• _Description of the task_
Could you write out every entry exactly as it stands?

Figure collection entries
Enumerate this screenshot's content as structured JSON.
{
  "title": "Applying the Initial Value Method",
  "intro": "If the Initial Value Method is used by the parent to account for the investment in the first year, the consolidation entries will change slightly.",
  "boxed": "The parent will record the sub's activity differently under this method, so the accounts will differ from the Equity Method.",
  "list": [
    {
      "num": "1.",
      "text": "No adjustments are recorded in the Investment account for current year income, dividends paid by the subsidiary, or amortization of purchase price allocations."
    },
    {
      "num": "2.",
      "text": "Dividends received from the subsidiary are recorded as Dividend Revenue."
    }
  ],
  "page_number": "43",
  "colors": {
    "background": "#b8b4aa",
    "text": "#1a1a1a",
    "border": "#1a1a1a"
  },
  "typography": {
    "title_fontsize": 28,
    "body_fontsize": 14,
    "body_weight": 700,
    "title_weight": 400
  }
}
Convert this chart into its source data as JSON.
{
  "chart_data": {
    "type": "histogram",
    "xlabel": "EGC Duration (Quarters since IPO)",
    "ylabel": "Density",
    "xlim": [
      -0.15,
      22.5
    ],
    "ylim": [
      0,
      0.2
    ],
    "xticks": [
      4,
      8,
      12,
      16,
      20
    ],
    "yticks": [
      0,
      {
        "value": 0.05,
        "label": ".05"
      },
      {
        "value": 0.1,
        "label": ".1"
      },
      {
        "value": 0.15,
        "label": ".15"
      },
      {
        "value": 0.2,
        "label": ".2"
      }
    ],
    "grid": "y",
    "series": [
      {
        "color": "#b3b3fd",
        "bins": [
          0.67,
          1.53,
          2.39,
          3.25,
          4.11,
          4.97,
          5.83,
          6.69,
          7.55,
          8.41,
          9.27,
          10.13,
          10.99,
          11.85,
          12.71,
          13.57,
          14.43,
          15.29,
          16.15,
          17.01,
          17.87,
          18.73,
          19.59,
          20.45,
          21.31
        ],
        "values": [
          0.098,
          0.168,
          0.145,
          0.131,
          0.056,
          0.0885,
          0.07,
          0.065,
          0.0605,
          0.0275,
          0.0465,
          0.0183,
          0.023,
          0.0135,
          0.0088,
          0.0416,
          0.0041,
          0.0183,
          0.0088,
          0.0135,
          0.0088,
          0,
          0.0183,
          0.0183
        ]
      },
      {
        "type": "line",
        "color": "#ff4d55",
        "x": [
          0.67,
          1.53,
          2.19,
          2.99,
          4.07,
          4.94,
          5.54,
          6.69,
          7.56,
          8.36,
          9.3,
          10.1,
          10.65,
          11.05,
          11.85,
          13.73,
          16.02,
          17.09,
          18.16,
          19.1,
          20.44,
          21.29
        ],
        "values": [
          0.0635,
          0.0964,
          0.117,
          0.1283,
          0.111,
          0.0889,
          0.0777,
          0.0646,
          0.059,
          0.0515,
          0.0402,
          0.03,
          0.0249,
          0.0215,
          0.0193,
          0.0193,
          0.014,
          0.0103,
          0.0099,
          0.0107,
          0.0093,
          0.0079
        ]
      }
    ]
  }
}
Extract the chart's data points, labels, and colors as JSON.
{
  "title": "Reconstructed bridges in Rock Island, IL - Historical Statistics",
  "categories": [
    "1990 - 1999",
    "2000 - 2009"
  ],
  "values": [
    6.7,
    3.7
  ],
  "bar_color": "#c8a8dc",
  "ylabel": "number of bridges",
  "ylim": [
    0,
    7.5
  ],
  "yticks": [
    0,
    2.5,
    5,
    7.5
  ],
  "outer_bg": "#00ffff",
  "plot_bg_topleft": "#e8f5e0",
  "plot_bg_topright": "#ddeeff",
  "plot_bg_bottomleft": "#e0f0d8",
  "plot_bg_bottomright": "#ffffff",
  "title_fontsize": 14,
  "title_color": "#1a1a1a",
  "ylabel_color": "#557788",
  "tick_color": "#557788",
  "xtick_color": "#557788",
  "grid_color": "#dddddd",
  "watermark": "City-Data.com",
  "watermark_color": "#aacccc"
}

• _Result for this exercise_
Enumerate this screenshot's content as structured JSON.
{
  "title": "Applying the Initial Value Method",
  "intro": "If the Initial Value Method is used by the parent to account for the investment in the first year, the consolidation entries will change slightly.",
  "boxed": "The parent will record the sub's activity differently under this method, so the accounts will differ from the Equity Method.",
  "list": [
    {
      "num": "1.",
      "text": "No adjustments are recorded in the Investment account for current year income, dividends paid by the subsidiary, or amortization of purchase price allocations."
    },
    {
      "num": "2.",
      "text": "Dividends received from the subsidiary are recorded as Dividend Revenue."
    }
  ],
  "page_number": "43",
  "colors": {
    "background": "#b8b4aa",
    "text": "#1a1a1a",
    "border": "#1a1a1a"
  },
  "typography": {
    "title_fontsize": 28,
    "body_fontsize": 14,
    "body_weight": 700,
    "title_weight": 400
  }
}
Convert this chart into its source data as JSON.
{
  "chart_data": {
    "type": "histogram",
    "xlabel": "EGC Duration (Quarters since IPO)",
    "ylabel": "Density",
    "xlim": [
      -0.15,
      22.5
    ],
    "ylim": [
      0,
      0.2
    ],
    "xticks": [
      4,
      8,
      12,
      16,
      20
    ],
    "yticks": [
      0,
      {
        "value": 0.05,
        "label": ".05"
      },
      {
        "value": 0.1,
        "label": ".1"
      },
      {
        "value": 0.15,
        "label": ".15"
      },
      {
        "value": 0.2,
        "label": ".2"
      }
    ],
    "grid": "y",
    "series": [
      {
        "color": "#b3b3fd",
        "bins": [
          0.67,
          1.53,
          2.39,
          3.25,
          4.11,
          4.97,
          5.83,
          6.69,
          7.55,
          8.41,
          9.27,
          10.13,
          10.99,
          11.85,
          12.71,
          13.57,
          14.43,
          15.29,
          16.15,
          17.01,
          17.87,
          18.73,
          19.59,
          20.45,
          21.31
        ],
        "values": [
          0.098,
          0.168,
          0.145,
          0.131,
          0.056,
          0.0885,
          0.07,
          0.065,
          0.0605,
          0.0275,
          0.0465,
          0.0183,
          0.023,
          0.0135,
          0.0088,
          0.0416,
          0.0041,
          0.0183,
          0.0088,
          0.0135,
          0.0088,
          0,
          0.0183,
          0.0183
        ]
      },
      {
        "type": "line",
        "color": "#ff4d55",
        "x": [
          0.67,
          1.53,
          2.19,
          2.99,
          4.07,
          4.94,
          5.54,
          6.69,
          7.56,
          8.36,
          9.3,
          10.1,
          10.65,
          11.05,
          11.85,
          13.73,
          16.02,
          17.09,
          18.16,
          19.1,
          20.44,
          21.29
        ],
        "values": [
          0.0635,
          0.0964,
          0.117,
          0.1283,
          0.111,
          0.0889,
          0.0777,
          0.0646,
          0.059,
          0.0515,
          0.0402,
          0.03,
          0.0249,
          0.0215,
          0.0193,
          0.0193,
          0.014,
          0.0103,
          0.0099,
          0.0107,
          0.0093,
          0.0079
        ]
      }
    ]
  }
}
Extract the chart's data points, labels, and colors as JSON.
{
  "title": "Reconstructed bridges in Rock Island, IL - Historical Statistics",
  "categories": [
    "1990 - 1999",
    "2000 - 2009"
  ],
  "values": [
    6.7,
    3.7
  ],
  "bar_color": "#c8a8dc",
  "ylabel": "number of bridges",
  "ylim": [
    0,
    7.5
  ],
  "yticks": [
    0,
    2.5,
    5,
    7.5
  ],
  "outer_bg": "#00ffff",
  "plot_bg_topleft": "#e8f5e0",
  "plot_bg_topright": "#ddeeff",
  "plot_bg_bottomleft": "#e0f0d8",
  "plot_bg_bottomright": "#ffffff",
  "title_fontsize": 14,
  "title_color": "#1a1a1a",
  "ylabel_color": "#557788",
  "tick_color": "#557788",
  "xtick_color": "#557788",
  "grid_color": "#dddddd",
  "watermark": "City-Data.com",
  "watermark_color": "#aacccc"
}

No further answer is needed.